» Instructions for the task
Retype the material in full, keeping every word the same.

» The data
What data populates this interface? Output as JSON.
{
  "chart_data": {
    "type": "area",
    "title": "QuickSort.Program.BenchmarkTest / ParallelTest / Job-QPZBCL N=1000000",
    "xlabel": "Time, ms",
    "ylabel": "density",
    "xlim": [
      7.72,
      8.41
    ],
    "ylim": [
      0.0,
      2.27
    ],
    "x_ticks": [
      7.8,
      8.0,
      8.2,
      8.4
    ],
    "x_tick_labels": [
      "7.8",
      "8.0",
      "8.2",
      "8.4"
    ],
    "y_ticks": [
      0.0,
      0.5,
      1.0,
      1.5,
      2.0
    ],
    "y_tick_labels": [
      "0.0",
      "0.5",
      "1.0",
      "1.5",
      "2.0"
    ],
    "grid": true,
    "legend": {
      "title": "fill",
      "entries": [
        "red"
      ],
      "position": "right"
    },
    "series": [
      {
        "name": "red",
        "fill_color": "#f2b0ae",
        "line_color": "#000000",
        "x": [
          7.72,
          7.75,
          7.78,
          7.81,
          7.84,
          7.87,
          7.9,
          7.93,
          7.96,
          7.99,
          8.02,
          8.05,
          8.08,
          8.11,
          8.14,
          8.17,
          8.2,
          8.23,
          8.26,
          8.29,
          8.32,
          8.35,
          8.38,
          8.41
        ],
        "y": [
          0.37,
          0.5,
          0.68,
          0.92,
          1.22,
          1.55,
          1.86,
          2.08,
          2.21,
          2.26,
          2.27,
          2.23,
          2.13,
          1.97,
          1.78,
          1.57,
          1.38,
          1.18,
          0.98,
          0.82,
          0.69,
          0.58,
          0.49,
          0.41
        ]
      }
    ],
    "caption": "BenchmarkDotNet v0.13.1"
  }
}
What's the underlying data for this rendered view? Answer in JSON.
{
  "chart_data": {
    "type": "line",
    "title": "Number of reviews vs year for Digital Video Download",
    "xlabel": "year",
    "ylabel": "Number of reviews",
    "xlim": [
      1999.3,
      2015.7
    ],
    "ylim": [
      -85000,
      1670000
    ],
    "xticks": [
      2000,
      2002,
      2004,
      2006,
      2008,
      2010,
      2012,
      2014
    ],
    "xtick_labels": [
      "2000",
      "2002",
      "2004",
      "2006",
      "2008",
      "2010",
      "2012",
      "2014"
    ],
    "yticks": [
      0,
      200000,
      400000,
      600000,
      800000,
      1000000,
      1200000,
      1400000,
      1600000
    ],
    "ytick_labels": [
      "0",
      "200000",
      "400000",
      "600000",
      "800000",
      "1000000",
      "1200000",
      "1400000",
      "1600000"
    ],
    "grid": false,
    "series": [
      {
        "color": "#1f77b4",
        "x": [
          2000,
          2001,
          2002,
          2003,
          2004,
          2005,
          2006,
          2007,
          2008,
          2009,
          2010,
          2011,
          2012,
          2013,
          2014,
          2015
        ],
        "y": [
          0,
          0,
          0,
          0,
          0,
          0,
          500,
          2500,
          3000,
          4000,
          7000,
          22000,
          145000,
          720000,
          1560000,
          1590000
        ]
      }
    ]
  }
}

» Output of the exercise
What data populates this interface? Output as JSON.
{
  "chart_data": {
    "type": "area",
    "title": "QuickSort.Program.BenchmarkTest / ParallelTest / Job-QPZBCL N=1000000",
    "xlabel": "Time, ms",
    "ylabel": "density",
    "xlim": [
      7.72,
      8.41
    ],
    "ylim": [
      0.0,
      2.27
    ],
    "x_ticks": [
      7.8,
      8.0,
      8.2,
      8.4
    ],
    "x_tick_labels": [
      "7.8",
      "8.0",
      "8.2",
      "8.4"
    ],
    "y_ticks": [
      0.0,
      0.5,
      1.0,
      1.5,
      2.0
    ],
    "y_tick_labels": [
      "0.0",
      "0.5",
      "1.0",
      "1.5",
      "2.0"
    ],
    "grid": true,
    "legend": {
      "title": "fill",
      "entries": [
        "red"
      ],
      "position": "right"
    },
    "series": [
      {
        "name": "red",
        "fill_color": "#f2b0ae",
        "line_color": "#000000",
        "x": [
          7.72,
          7.75,
          7.78,
          7.81,
          7.84,
          7.87,
          7.9,
          7.93,
          7.96,
          7.99,
          8.02,
          8.05,
          8.08,
          8.11,
          8.14,
          8.17,
          8.2,
          8.23,
          8.26,
          8.29,
          8.32,
          8.35,
          8.38,
          8.41
        ],
        "y": [
          0.37,
          0.5,
          0.68,
          0.92,
          1.22,
          1.55,
          1.86,
          2.08,
          2.21,
          2.26,
          2.27,
          2.23,
          2.13,
          1.97,
          1.78,
          1.57,
          1.38,
          1.18,
          0.98,
          0.82,
          0.69,
          0.58,
          0.49,
          0.41
        ]
      }
    ],
    "caption": "BenchmarkDotNet v0.13.1"
  }
}
What's the underlying data for this rendered view? Answer in JSON.
{
  "chart_data": {
    "type": "line",
    "title": "Number of reviews vs year for Digital Video Download",
    "xlabel": "year",
    "ylabel": "Number of reviews",
    "xlim": [
      1999.3,
      2015.7
    ],
    "ylim": [
      -85000,
      1670000
    ],
    "xticks": [
      2000,
      2002,
      2004,
      2006,
      2008,
      2010,
      2012,
      2014
    ],
    "xtick_labels": [
      "2000",
      "2002",
      "2004",
      "2006",
      "2008",
      "2010",
      "2012",
      "2014"
    ],
    "yticks": [
      0,
      200000,
      400000,
      600000,
      800000,
      1000000,
      1200000,
      1400000,
      1600000
    ],
    "ytick_labels": [
      "0",
      "200000",
      "400000",
      "600000",
      "800000",
      "1000000",
      "1200000",
      "1400000",
      "1600000"
    ],
    "grid": false,
    "series": [
      {
        "color": "#1f77b4",
        "x": [
          2000,
          2001,
          2002,
          2003,
          2004,
          2005,
          2006,
          2007,
          2008,
          2009,
          2010,
          2011,
          2012,
          2013,
          2014,
          2015
        ],
        "y": [
          0,
          0,
          0,
          0,
          0,
          0,
          500,
          2500,
          3000,
          4000,
          7000,
          22000,
          145000,
          720000,
          1560000,
          1590000
        ]
      }
    ]
  }
}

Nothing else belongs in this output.